- Aim of the exercise
Every line containing the word "maxDim" needs to be found and copied.

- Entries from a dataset

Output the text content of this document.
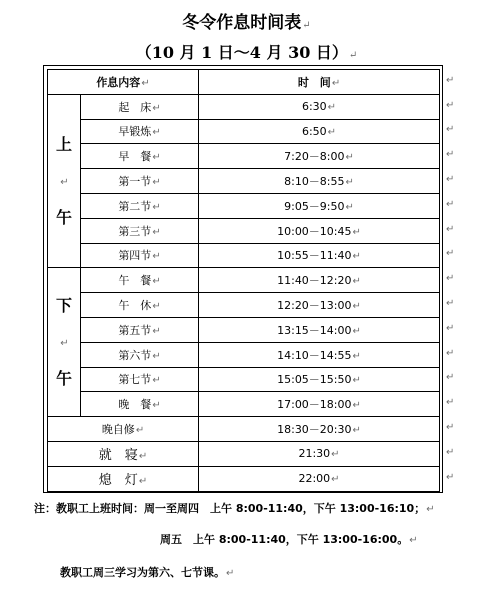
冬令作息时间表↵
（10 月 1 日～4 月 30 日）↵
作息内容↵		时　间↵

上
↵
午	起　床↵	6:30↵
	早锻炼↵	6:50↵
	早　餐↵	7:20－8:00↵
	第一节↵	8:10－8:55↵
	第二节↵	9:05－9:50↵
	第三节↵	10:00－10:45↵
	第四节↵	10:55－11:40↵

下
↵
午	午　餐↵	11:40－12:20↵
	午　休↵	12:20－13:00↵
	第五节↵	13:15－14:00↵
	第六节↵	14:10－14:55↵
	第七节↵	15:05－15:50↵
	晚　餐↵	17:00－18:00↵
晚自修↵		18:30－20:30↵
就　寝↵		21:30↵
熄　灯↵		22:00↵
注：教职工上班时间：周一至周四　上午 8:00-11:40，下午 13:00-16:10；↵
周五　上午 8:00-11:40，下午 13:00-16:00。↵
教职工周三学习为第六、七节课。↵
↵
↵
↵
↵
↵
↵
↵
↵
↵
↵
↵
↵
↵
↵
↵
↵
↵
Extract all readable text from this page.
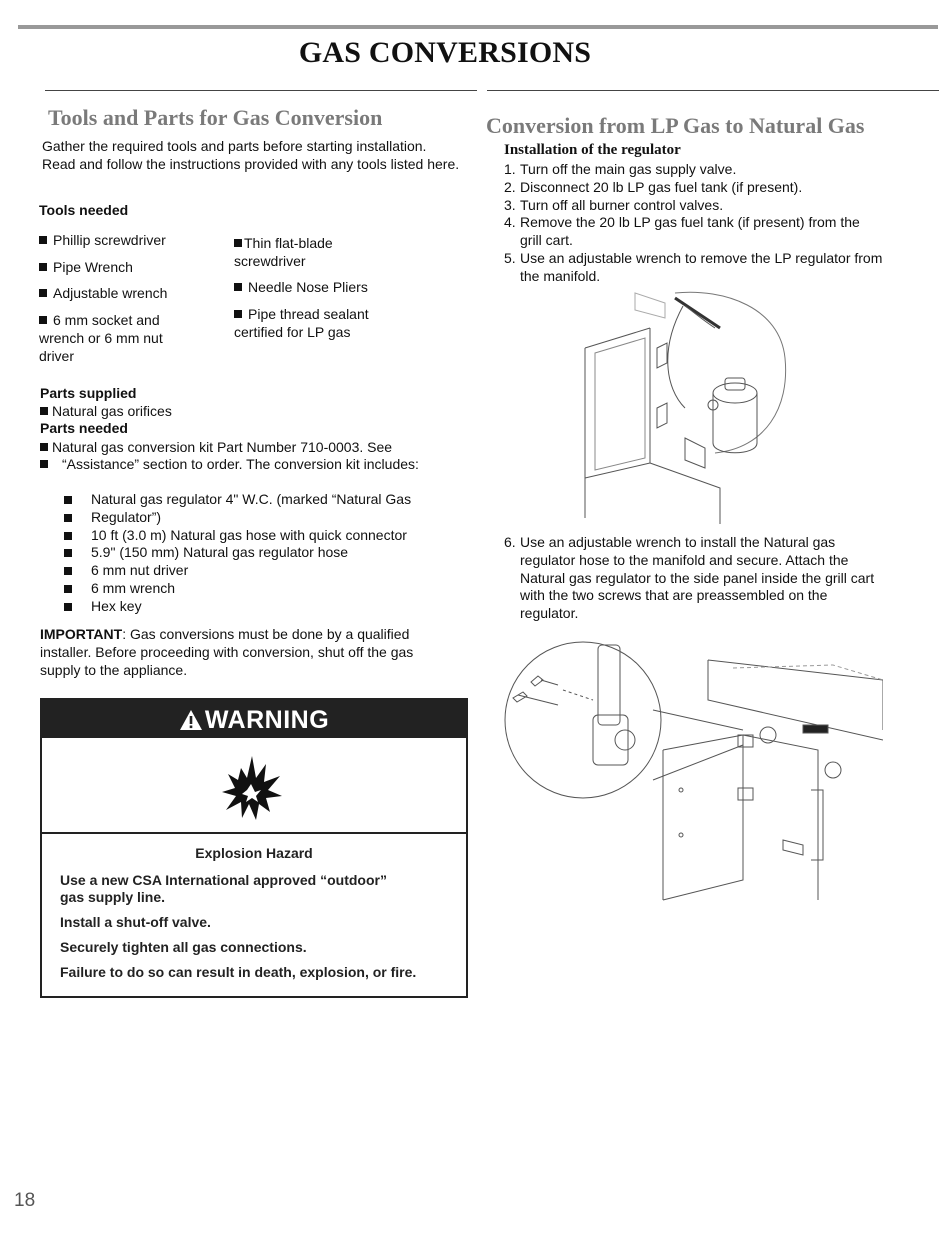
GAS CONVERSIONS
Tools and Parts for Gas Conversion
Gather the required tools and parts before starting installation. Read and follow the instructions provided with any tools listed here.
Tools needed
Phillip screwdriver
Pipe Wrench
Adjustable wrench
6 mm socket and wrench or 6 mm nut driver
Thin flat-blade screwdriver
Needle Nose Pliers
Pipe thread sealant certified for LP gas
Parts supplied
Natural gas orifices
Parts needed
Natural gas conversion kit Part Number 710-0003. See
“Assistance” section to order. The conversion kit includes:
Natural gas regulator 4" W.C. (marked “Natural Gas
Regulator”)
10 ft (3.0 m) Natural gas hose with quick connector
5.9" (150 mm) Natural gas regulator hose
6 mm nut driver
6 mm wrench
Hex key
IMPORTANT: Gas conversions must be done by a qualified installer. Before proceeding with conversion, shut off the gas supply to the appliance.
WARNING
Explosion Hazard
Use a new CSA International approved “outdoor” gas supply line.
Install a shut-off valve.
Securely tighten all gas connections.
Failure to do so can result in death, explosion, or fire.
Conversion from LP Gas to Natural Gas
Installation of the regulator
1. Turn off the main gas supply valve.
2. Disconnect 20 lb LP gas fuel tank (if present).
3. Turn off all burner control valves.
4. Remove the 20 lb LP gas fuel tank (if present) from the grill cart.
5. Use an adjustable wrench to remove the LP regulator from the manifold.
6. Use an adjustable wrench to install the Natural gas regulator hose to the manifold and secure. Attach the Natural gas regulator to the side panel inside the grill cart with the two screws that are preassembled on the regulator.
18
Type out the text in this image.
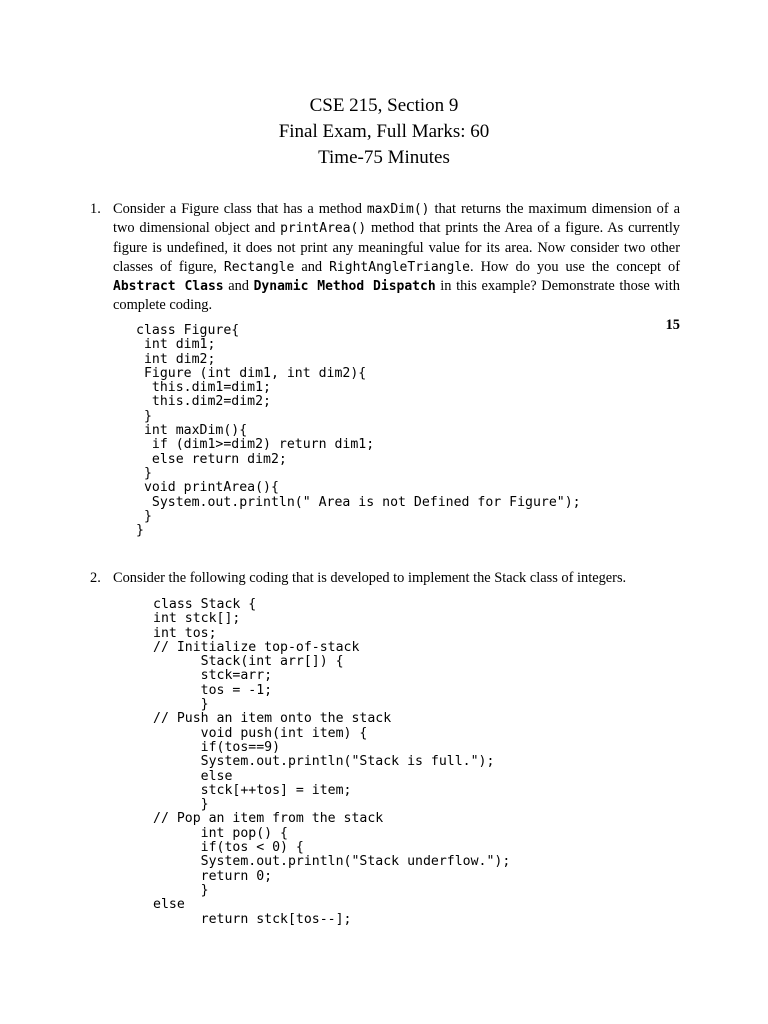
CSE 215, Section 9
Final Exam, Full Marks: 60
Time-75 Minutes
1. Consider a Figure class that has a method maxDim() that returns the maximum dimension of a two dimensional object and printArea() method that prints the Area of a figure. As currently figure is undefined, it does not print any meaningful value for its area. Now consider two other classes of figure, Rectangle and RightAngleTriangle. How do you use the concept of Abstract Class and Dynamic Method Dispatch in this example? Demonstrate those with complete coding.
15
class Figure{
int dim1;
int dim2;
Figure (int dim1, int dim2){
this.dim1=dim1;
this.dim2=dim2;
}
int maxDim(){
if (dim1>=dim2) return dim1;
else return dim2;
}
void printArea(){
System.out.println(" Area is not Defined for Figure");
}
}
2. Consider the following coding that is developed to implement the Stack class of integers.
class Stack {
int stck[];
int tos;
// Initialize top-of-stack
Stack(int arr[]) {
stck=arr;
tos = -1;
}
// Push an item onto the stack
void push(int item) {
if(tos==9)
System.out.println("Stack is full.");
else
stck[++tos] = item;
}
// Pop an item from the stack
int pop() {
if(tos < 0) {
System.out.println("Stack underflow.");
return 0;
}
else
return stck[tos--];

- Exercise solution
1. Consider a Figure class that has a method maxDim() that returns the maximum dimension of a two dimensional object and printArea() method that prints the Area of a figure. As currently figure is undefined, it does not print any meaningful value for its area. Now consider two other classes of figure, Rectangle and RightAngleTriangle. How do you use the concept of Abstract Class and Dynamic Method Dispatch in this example? Demonstrate those with complete coding.
int maxDim(){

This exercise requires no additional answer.